*Given exercise*
Restate the material word for word and leave out anything that is a picture.

--- Records to use ---

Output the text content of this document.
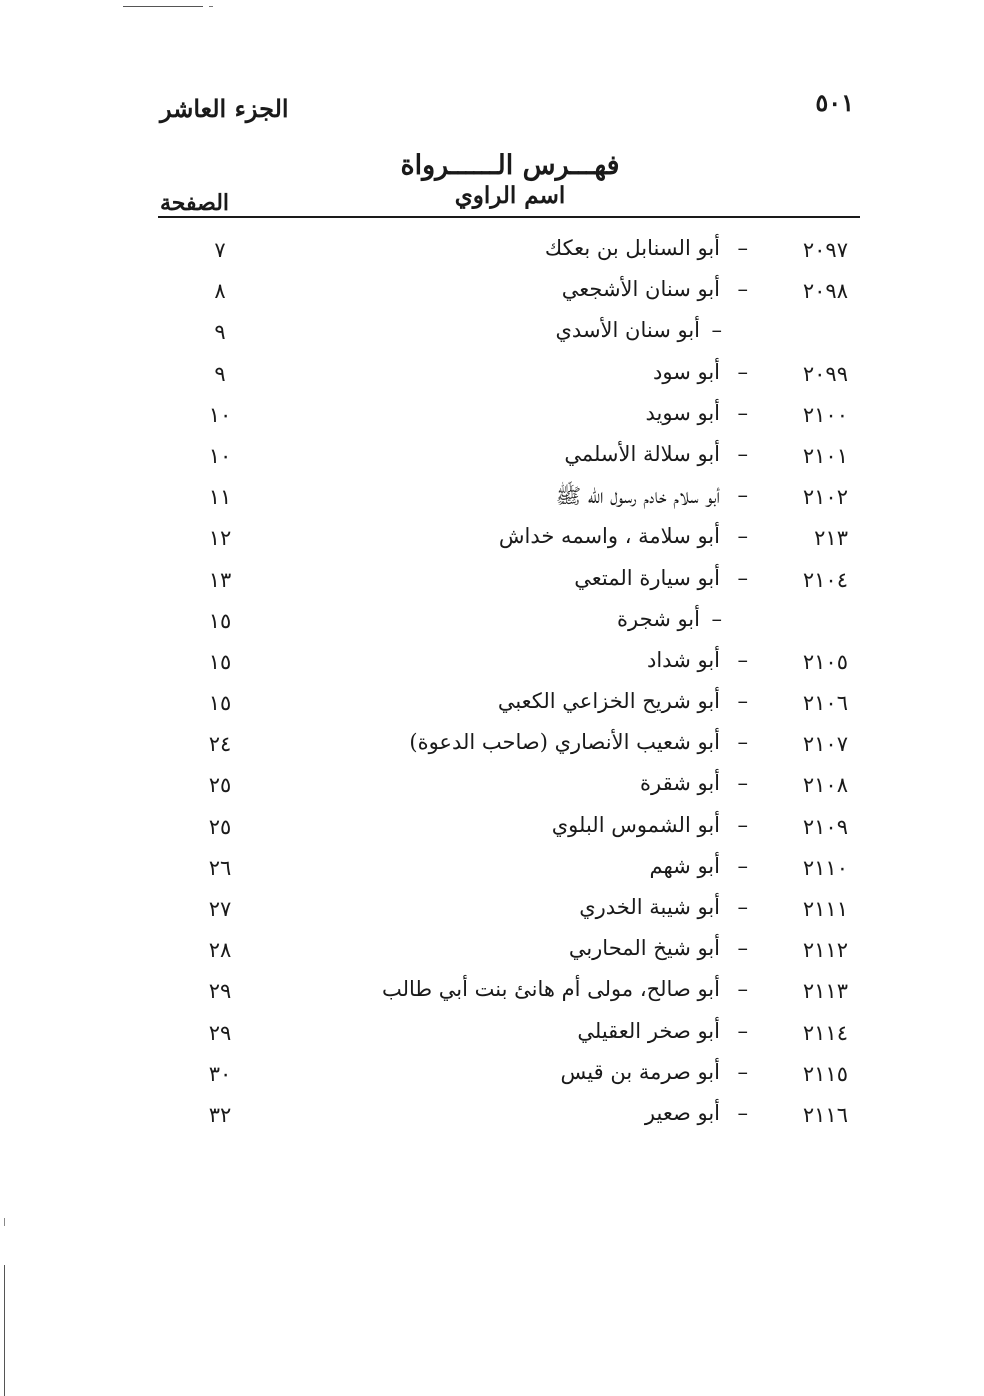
٥٠١
الجزء العاشر
فهـــرس الــــــرواة
اسم الراوي
الصفحة
٢٠٩٧
–
أبو السنابل بن بعكك
٧
٢٠٩٨
–
أبو سنان الأشجعي
٨
–
أبو سنان الأسدي
٩
٢٠٩٩
–
أبو سود
٩
٢١٠٠
–
أبو سويد
١٠
٢١٠١
–
أبو سلالة الأسلمي
١٠
٢١٠٢
–
أبو سلام خادم رسول الله ﷺ
١١
٢١٣
–
أبو سلامة ، واسمه خداش
١٢
٢١٠٤
–
أبو سيارة المتعي
١٣
–
أبو شجرة
١٥
٢١٠٥
–
أبو شداد
١٥
٢١٠٦
–
أبو شريح الخزاعي الكعبي
١٥
٢١٠٧
–
أبو شعيب الأنصاري (صاحب الدعوة)
٢٤
٢١٠٨
–
أبو شقرة
٢٥
٢١٠٩
–
أبو الشموس البلوي
٢٥
٢١١٠
–
أبو شهم
٢٦
٢١١١
–
أبو شيبة الخدري
٢٧
٢١١٢
–
أبو شيخ المحاربي
٢٨
٢١١٣
–
أبو صالح، مولى أم هانئ بنت أبي طالب
٢٩
٢١١٤
–
أبو صخر العقيلي
٢٩
٢١١٥
–
أبو صرمة بن قيس
٣٠
٢١١٦
–
أبو صعير
٣٢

---

*Correct answer*
Output the text content of this document.
٥٠١
الجزء العاشر
فهـــرس الــــــرواة
اسم الراوي
الصفحة
٢٠٩٧
–
أبو السنابل بن بعكك
٧
٢٠٩٨
–
أبو سنان الأشجعي
٨
–
أبو سنان الأسدي
٩
٢٠٩٩
–
أبو سود
٩
٢١٠٠
–
أبو سويد
١٠
٢١٠١
–
أبو سلالة الأسلمي
١٠
٢١٠٢
–
أبو سلام خادم رسول الله ﷺ
١١
٢١٣
–
أبو سلامة ، واسمه خداش
١٢
٢١٠٤
–
أبو سيارة المتعي
١٣
–
أبو شجرة
١٥
٢١٠٥
–
أبو شداد
١٥
٢١٠٦
–
أبو شريح الخزاعي الكعبي
١٥
٢١٠٧
–
أبو شعيب الأنصاري (صاحب الدعوة)
٢٤
٢١٠٨
–
أبو شقرة
٢٥
٢١٠٩
–
أبو الشموس البلوي
٢٥
٢١١٠
–
أبو شهم
٢٦
٢١١١
–
أبو شيبة الخدري
٢٧
٢١١٢
–
أبو شيخ المحاربي
٢٨
٢١١٣
–
أبو صالح، مولى أم هانئ بنت أبي طالب
٢٩
٢١١٤
–
أبو صخر العقيلي
٢٩
٢١١٥
–
أبو صرمة بن قيس
٣٠
٢١١٦
–
أبو صعير
٣٢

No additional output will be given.